Reading passage:
↓

Also, do you possible have a wiring diagram for reference as I did not see one. Unless I missed it :)

The THR320 is designed to talk directly to a DS18B20 1-wire temperature sensor. I only needed the ATTiny85 because the thermistor that came with the thermostat is an analog device, and the ESP32 in the THR320 could not talk directly to it.

You can get DS18B20 (or other 1-wire temperature sensors in a couple of form factors. One is embedded in a stainless steel canister. I think this sort will probably not work at all, because the canister will be too thick (and too long) to insert into the tube in the geyser. Another form factor is as a plain chip, with three legs. I think this has a much better chance of fitting into the tube, as it is much closer to the size of the existing thermistor. Like this: https://www.diyelectronics.co.za/store/temperature/1512-ds18b20-digital-temperature-sensor.html

In the worst case, you can probably trim a small amount off the end of the thermostat tube if it cannot go all the way in.

↑

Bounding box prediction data
↓

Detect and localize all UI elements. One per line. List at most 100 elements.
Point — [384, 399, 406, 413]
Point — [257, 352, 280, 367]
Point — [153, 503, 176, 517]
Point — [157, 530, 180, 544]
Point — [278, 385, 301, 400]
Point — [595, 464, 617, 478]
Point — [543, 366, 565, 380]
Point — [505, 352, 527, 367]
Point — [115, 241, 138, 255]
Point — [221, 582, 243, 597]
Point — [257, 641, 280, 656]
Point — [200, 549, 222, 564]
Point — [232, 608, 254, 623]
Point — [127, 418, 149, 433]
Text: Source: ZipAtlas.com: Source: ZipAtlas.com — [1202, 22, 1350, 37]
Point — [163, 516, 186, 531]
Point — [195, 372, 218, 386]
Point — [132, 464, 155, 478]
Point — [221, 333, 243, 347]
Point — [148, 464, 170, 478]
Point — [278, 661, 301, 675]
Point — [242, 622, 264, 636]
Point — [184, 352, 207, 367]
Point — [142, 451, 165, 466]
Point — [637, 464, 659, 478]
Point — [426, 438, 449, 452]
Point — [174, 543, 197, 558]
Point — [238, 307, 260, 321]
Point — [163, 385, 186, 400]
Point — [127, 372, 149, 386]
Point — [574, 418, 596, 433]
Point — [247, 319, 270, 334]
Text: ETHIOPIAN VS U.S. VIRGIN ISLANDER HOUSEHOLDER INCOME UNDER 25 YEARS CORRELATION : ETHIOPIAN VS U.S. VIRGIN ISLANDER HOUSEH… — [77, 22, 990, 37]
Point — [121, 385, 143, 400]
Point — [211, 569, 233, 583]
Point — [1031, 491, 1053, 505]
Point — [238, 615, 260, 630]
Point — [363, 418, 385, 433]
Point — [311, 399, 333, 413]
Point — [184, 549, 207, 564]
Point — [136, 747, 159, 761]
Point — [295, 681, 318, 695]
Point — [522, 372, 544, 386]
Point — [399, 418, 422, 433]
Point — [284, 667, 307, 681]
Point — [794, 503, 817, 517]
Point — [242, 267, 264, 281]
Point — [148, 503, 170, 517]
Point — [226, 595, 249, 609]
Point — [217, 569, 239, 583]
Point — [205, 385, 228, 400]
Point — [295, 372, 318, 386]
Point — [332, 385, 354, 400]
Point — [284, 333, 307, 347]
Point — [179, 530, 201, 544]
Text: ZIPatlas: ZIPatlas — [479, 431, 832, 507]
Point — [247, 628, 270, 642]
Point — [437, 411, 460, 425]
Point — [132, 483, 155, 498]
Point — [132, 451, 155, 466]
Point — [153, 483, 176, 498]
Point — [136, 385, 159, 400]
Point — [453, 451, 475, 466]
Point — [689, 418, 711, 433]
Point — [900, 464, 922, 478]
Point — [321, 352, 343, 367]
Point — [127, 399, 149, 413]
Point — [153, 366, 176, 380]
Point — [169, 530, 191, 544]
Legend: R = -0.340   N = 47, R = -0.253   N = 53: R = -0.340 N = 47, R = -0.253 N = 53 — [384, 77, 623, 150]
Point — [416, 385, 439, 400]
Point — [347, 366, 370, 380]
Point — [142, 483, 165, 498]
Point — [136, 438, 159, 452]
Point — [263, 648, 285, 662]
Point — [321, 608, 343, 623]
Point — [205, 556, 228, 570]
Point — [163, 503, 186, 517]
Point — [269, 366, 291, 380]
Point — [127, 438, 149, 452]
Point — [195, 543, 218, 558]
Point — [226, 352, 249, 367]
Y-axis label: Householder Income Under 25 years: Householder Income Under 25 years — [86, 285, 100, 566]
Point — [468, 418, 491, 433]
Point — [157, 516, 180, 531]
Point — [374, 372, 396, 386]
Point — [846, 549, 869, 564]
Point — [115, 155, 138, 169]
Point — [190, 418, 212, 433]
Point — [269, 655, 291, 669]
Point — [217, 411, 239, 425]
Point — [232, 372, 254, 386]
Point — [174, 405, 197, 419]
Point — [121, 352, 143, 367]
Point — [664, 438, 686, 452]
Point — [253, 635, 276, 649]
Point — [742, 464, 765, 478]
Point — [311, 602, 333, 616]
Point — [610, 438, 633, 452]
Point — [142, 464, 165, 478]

↑

Action item A:
Translate this sentence from the THR320 sensor post into Spanish: "The THR320 is designed to talk directly to a DS18B20 1-wire temperature sensor."
Action item B:
Please carry on the THR320 sensor post from its final sentence.
The material is separate from the THR320 sensor post.

Your response A:
El THR320 está diseñado para comunicarse directamente con un sensor de temperatura 1-wire DS18B20.

Your response B:
You will need to obtain some fairly heat resistant 3-core wire, making sure that all 3 cores can fit down the center of the thermostat. Then, you will need to solder the DS18B20 onto the end of your 3-core wire, taking notes which wire is connected to which pin of the DS18B20. It will probably make most sense to cut each lead at a different length, so your solder connectors will be at different positions, rather than bunched up at the same height. You will likely want to add some heatshrink tubing around your solder joints to prevent short circuits. Take a look how the thermistor was insulated from the tube for inspiration.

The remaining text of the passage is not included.